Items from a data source
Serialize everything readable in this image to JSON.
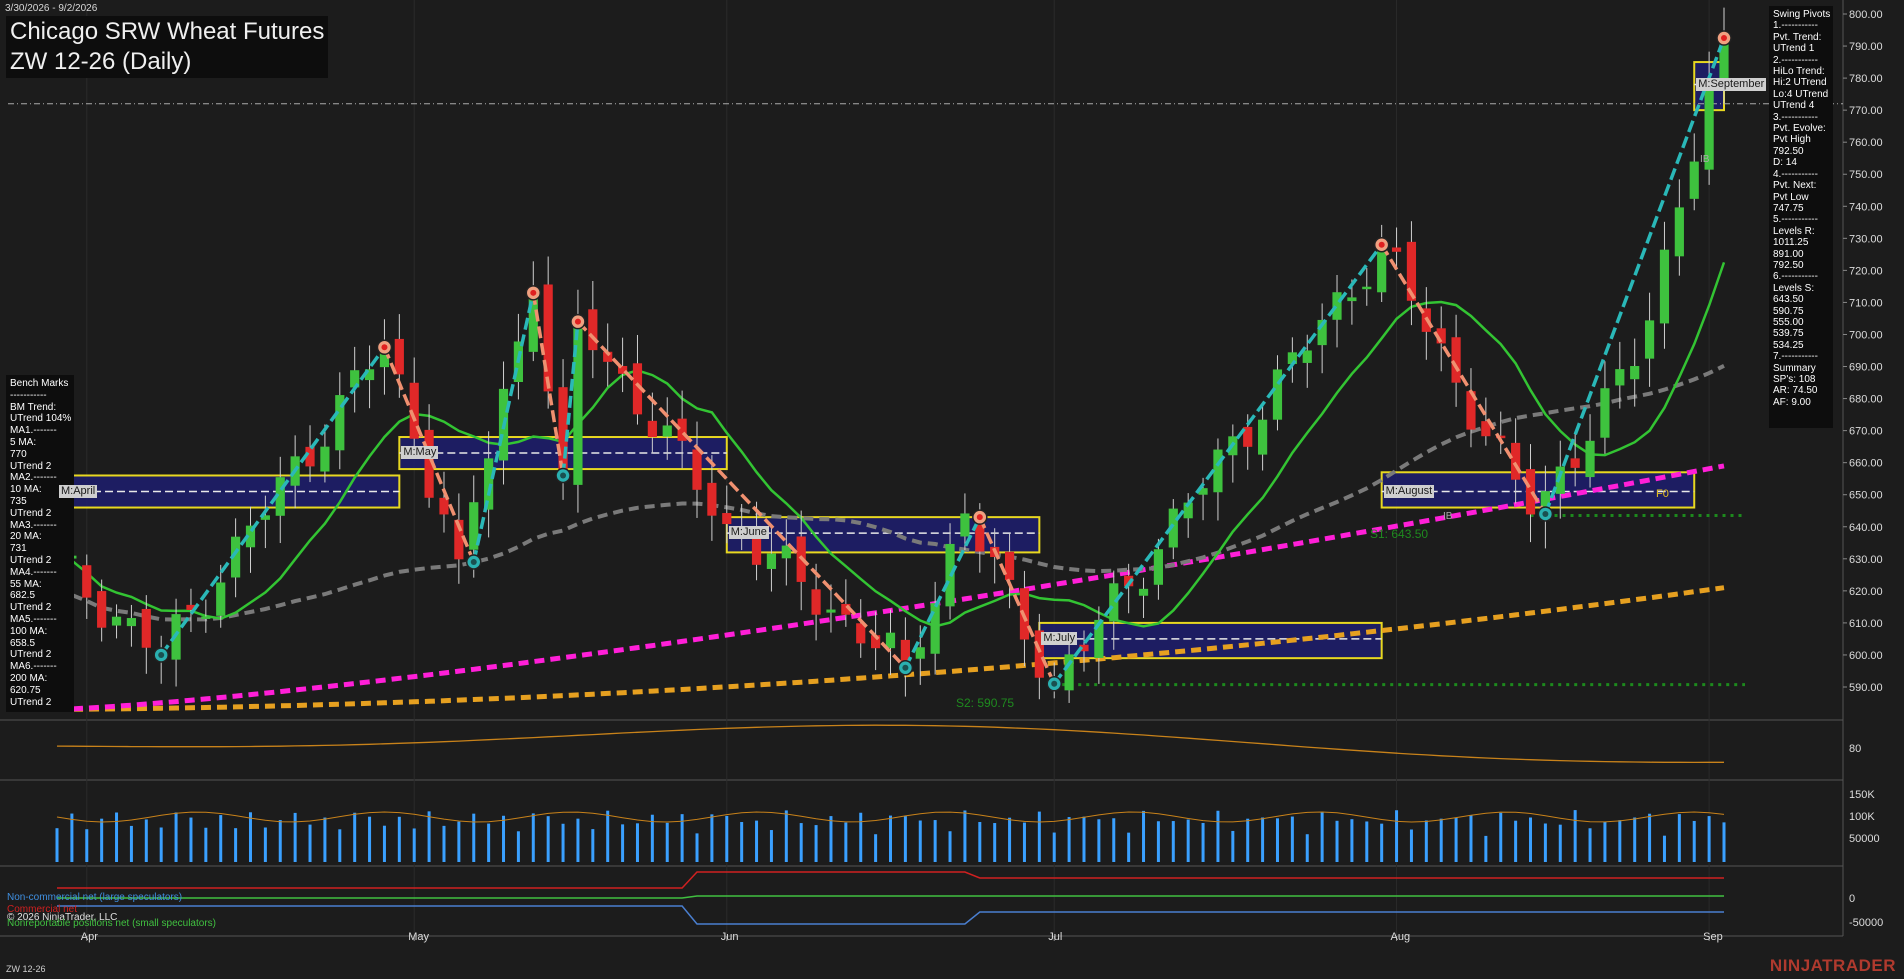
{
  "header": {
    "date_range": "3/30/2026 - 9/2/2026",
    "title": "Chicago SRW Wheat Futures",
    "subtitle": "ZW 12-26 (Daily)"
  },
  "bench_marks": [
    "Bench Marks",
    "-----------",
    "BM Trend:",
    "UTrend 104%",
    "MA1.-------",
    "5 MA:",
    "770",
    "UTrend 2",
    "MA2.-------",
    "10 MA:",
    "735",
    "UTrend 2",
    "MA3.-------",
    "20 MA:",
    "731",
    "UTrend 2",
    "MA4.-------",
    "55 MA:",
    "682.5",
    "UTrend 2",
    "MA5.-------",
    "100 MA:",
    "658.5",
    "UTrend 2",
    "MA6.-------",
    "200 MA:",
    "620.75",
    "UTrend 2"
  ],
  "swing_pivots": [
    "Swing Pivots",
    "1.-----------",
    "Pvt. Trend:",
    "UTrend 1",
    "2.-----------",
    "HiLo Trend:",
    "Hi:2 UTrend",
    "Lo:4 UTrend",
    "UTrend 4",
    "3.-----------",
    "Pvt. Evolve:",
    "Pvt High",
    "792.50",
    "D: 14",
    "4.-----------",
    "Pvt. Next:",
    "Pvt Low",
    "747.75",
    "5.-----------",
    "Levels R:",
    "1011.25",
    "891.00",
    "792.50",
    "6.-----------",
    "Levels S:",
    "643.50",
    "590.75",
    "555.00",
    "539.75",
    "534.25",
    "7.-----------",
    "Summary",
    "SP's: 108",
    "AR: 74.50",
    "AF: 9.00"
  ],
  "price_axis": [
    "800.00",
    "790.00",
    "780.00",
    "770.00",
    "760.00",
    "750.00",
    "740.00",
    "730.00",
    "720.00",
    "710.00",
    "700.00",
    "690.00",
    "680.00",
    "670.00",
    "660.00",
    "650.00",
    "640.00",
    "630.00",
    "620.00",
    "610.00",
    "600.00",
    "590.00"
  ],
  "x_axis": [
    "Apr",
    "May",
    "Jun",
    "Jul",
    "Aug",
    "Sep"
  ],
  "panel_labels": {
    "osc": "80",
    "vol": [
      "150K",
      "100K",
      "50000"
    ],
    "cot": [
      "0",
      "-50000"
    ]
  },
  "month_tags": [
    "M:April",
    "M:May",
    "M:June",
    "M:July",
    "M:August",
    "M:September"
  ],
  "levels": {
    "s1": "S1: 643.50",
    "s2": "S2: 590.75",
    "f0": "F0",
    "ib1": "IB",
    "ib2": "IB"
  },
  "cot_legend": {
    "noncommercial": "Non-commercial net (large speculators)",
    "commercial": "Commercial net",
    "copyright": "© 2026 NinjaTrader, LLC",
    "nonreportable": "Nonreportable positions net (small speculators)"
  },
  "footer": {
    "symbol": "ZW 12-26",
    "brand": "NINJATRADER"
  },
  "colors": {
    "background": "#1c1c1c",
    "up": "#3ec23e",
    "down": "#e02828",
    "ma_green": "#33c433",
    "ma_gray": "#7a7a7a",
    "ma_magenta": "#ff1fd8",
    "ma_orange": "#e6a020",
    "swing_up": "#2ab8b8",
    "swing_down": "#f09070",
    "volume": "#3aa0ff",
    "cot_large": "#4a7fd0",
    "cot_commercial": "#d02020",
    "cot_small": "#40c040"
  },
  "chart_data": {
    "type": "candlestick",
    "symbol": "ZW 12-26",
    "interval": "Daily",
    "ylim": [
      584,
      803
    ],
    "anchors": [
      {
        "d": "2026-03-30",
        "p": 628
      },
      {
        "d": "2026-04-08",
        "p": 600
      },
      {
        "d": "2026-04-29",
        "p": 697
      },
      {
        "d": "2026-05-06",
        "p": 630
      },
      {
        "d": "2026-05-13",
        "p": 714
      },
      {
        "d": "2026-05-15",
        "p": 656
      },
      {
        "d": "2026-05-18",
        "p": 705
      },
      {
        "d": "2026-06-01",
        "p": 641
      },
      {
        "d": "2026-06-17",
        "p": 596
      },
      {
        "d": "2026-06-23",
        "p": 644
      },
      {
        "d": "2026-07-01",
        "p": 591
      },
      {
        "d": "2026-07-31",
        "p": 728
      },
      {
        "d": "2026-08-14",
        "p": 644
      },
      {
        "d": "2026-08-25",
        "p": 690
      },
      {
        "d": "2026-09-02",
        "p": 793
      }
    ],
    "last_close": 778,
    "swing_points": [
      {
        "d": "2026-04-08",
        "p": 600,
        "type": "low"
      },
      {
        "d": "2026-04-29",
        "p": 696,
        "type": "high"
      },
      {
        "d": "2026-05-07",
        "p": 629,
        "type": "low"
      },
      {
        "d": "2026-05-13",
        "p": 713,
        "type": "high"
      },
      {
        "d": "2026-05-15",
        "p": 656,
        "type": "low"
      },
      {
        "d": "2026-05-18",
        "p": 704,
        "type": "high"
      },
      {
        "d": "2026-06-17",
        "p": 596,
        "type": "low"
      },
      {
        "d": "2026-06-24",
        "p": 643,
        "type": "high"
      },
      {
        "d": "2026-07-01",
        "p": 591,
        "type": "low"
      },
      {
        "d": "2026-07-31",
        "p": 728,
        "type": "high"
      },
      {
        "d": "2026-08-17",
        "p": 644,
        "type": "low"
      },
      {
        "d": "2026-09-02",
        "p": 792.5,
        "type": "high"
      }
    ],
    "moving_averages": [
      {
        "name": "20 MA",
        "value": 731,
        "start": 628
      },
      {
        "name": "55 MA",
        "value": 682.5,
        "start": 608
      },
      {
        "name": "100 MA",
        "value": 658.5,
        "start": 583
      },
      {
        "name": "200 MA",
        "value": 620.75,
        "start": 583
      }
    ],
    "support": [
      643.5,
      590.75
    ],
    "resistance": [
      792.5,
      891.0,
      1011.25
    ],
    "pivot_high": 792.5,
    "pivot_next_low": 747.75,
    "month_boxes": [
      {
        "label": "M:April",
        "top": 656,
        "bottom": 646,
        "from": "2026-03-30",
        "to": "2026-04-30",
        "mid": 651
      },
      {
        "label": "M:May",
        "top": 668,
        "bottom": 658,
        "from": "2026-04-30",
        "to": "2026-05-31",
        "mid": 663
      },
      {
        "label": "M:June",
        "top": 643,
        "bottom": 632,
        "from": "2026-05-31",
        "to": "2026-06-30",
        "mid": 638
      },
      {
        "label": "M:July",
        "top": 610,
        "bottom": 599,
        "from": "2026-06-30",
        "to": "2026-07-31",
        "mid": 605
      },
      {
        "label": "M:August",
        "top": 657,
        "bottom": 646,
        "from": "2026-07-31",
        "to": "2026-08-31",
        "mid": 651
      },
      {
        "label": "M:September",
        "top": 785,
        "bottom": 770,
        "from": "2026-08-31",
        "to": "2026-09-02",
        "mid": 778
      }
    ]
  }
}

Task description: Without including any picture, repeat the data exactly.

Worked answer:
Serialize everything readable in this image to JSON.
{
  "header": {
    "date_range": "3/30/2026 - 9/2/2026",
    "title": "Chicago SRW Wheat Futures",
    "subtitle": "ZW 12-26 (Daily)"
  },
  "bench_marks": [
    "Bench Marks",
    "-----------",
    "BM Trend:",
    "UTrend 104%",
    "MA1.-------",
    "5 MA:",
    "770",
    "UTrend 2",
    "MA2.-------",
    "10 MA:",
    "735",
    "UTrend 2",
    "MA3.-------",
    "20 MA:",
    "731",
    "UTrend 2",
    "MA4.-------",
    "55 MA:",
    "682.5",
    "UTrend 2",
    "MA5.-------",
    "100 MA:",
    "658.5",
    "UTrend 2",
    "MA6.-------",
    "200 MA:",
    "620.75",
    "UTrend 2"
  ],
  "swing_pivots": [
    "Swing Pivots",
    "1.-----------",
    "Pvt. Trend:",
    "UTrend 1",
    "2.-----------",
    "HiLo Trend:",
    "Hi:2 UTrend",
    "Lo:4 UTrend",
    "UTrend 4",
    "3.-----------",
    "Pvt. Evolve:",
    "Pvt High",
    "792.50",
    "D: 14",
    "4.-----------",
    "Pvt. Next:",
    "Pvt Low",
    "747.75",
    "5.-----------",
    "Levels R:",
    "1011.25",
    "891.00",
    "792.50",
    "6.-----------",
    "Levels S:",
    "643.50",
    "590.75",
    "555.00",
    "539.75",
    "534.25",
    "7.-----------",
    "Summary",
    "SP's: 108",
    "AR: 74.50",
    "AF: 9.00"
  ],
  "price_axis": [
    "800.00",
    "790.00",
    "780.00",
    "770.00",
    "760.00",
    "750.00",
    "740.00",
    "730.00",
    "720.00",
    "710.00",
    "700.00",
    "690.00",
    "680.00",
    "670.00",
    "660.00",
    "650.00",
    "640.00",
    "630.00",
    "620.00",
    "610.00",
    "600.00",
    "590.00"
  ],
  "x_axis": [
    "Apr",
    "May",
    "Jun",
    "Jul",
    "Aug",
    "Sep"
  ],
  "panel_labels": {
    "osc": "80",
    "vol": [
      "150K",
      "100K",
      "50000"
    ],
    "cot": [
      "0",
      "-50000"
    ]
  },
  "month_tags": [
    "M:April",
    "M:May",
    "M:June",
    "M:July",
    "M:August",
    "M:September"
  ],
  "levels": {
    "s1": "S1: 643.50",
    "s2": "S2: 590.75",
    "f0": "F0",
    "ib1": "IB",
    "ib2": "IB"
  },
  "cot_legend": {
    "noncommercial": "Non-commercial net (large speculators)",
    "commercial": "Commercial net",
    "copyright": "© 2026 NinjaTrader, LLC",
    "nonreportable": "Nonreportable positions net (small speculators)"
  },
  "footer": {
    "symbol": "ZW 12-26",
    "brand": "NINJATRADER"
  },
  "colors": {
    "background": "#1c1c1c",
    "up": "#3ec23e",
    "down": "#e02828",
    "ma_green": "#33c433",
    "ma_gray": "#7a7a7a",
    "ma_magenta": "#ff1fd8",
    "ma_orange": "#e6a020",
    "swing_up": "#2ab8b8",
    "swing_down": "#f09070",
    "volume": "#3aa0ff",
    "cot_large": "#4a7fd0",
    "cot_commercial": "#d02020",
    "cot_small": "#40c040"
  },
  "chart_data": {
    "type": "candlestick",
    "symbol": "ZW 12-26",
    "interval": "Daily",
    "ylim": [
      584,
      803
    ],
    "anchors": [
      {
        "d": "2026-03-30",
        "p": 628
      },
      {
        "d": "2026-04-08",
        "p": 600
      },
      {
        "d": "2026-04-29",
        "p": 697
      },
      {
        "d": "2026-05-06",
        "p": 630
      },
      {
        "d": "2026-05-13",
        "p": 714
      },
      {
        "d": "2026-05-15",
        "p": 656
      },
      {
        "d": "2026-05-18",
        "p": 705
      },
      {
        "d": "2026-06-01",
        "p": 641
      },
      {
        "d": "2026-06-17",
        "p": 596
      },
      {
        "d": "2026-06-23",
        "p": 644
      },
      {
        "d": "2026-07-01",
        "p": 591
      },
      {
        "d": "2026-07-31",
        "p": 728
      },
      {
        "d": "2026-08-14",
        "p": 644
      },
      {
        "d": "2026-08-25",
        "p": 690
      },
      {
        "d": "2026-09-02",
        "p": 793
      }
    ],
    "last_close": 778,
    "swing_points": [
      {
        "d": "2026-04-08",
        "p": 600,
        "type": "low"
      },
      {
        "d": "2026-04-29",
        "p": 696,
        "type": "high"
      },
      {
        "d": "2026-05-07",
        "p": 629,
        "type": "low"
      },
      {
        "d": "2026-05-13",
        "p": 713,
        "type": "high"
      },
      {
        "d": "2026-05-15",
        "p": 656,
        "type": "low"
      },
      {
        "d": "2026-05-18",
        "p": 704,
        "type": "high"
      },
      {
        "d": "2026-06-17",
        "p": 596,
        "type": "low"
      },
      {
        "d": "2026-06-24",
        "p": 643,
        "type": "high"
      },
      {
        "d": "2026-07-01",
        "p": 591,
        "type": "low"
      },
      {
        "d": "2026-07-31",
        "p": 728,
        "type": "high"
      },
      {
        "d": "2026-08-17",
        "p": 644,
        "type": "low"
      },
      {
        "d": "2026-09-02",
        "p": 792.5,
        "type": "high"
      }
    ],
    "moving_averages": [
      {
        "name": "20 MA",
        "value": 731,
        "start": 628
      },
      {
        "name": "55 MA",
        "value": 682.5,
        "start": 608
      },
      {
        "name": "100 MA",
        "value": 658.5,
        "start": 583
      },
      {
        "name": "200 MA",
        "value": 620.75,
        "start": 583
      }
    ],
    "support": [
      643.5,
      590.75
    ],
    "resistance": [
      792.5,
      891.0,
      1011.25
    ],
    "pivot_high": 792.5,
    "pivot_next_low": 747.75,
    "month_boxes": [
      {
        "label": "M:April",
        "top": 656,
        "bottom": 646,
        "from": "2026-03-30",
        "to": "2026-04-30",
        "mid": 651
      },
      {
        "label": "M:May",
        "top": 668,
        "bottom": 658,
        "from": "2026-04-30",
        "to": "2026-05-31",
        "mid": 663
      },
      {
        "label": "M:June",
        "top": 643,
        "bottom": 632,
        "from": "2026-05-31",
        "to": "2026-06-30",
        "mid": 638
      },
      {
        "label": "M:July",
        "top": 610,
        "bottom": 599,
        "from": "2026-06-30",
        "to": "2026-07-31",
        "mid": 605
      },
      {
        "label": "M:August",
        "top": 657,
        "bottom": 646,
        "from": "2026-07-31",
        "to": "2026-08-31",
        "mid": 651
      },
      {
        "label": "M:September",
        "top": 785,
        "bottom": 770,
        "from": "2026-08-31",
        "to": "2026-09-02",
        "mid": 778
      }
    ]
  }
}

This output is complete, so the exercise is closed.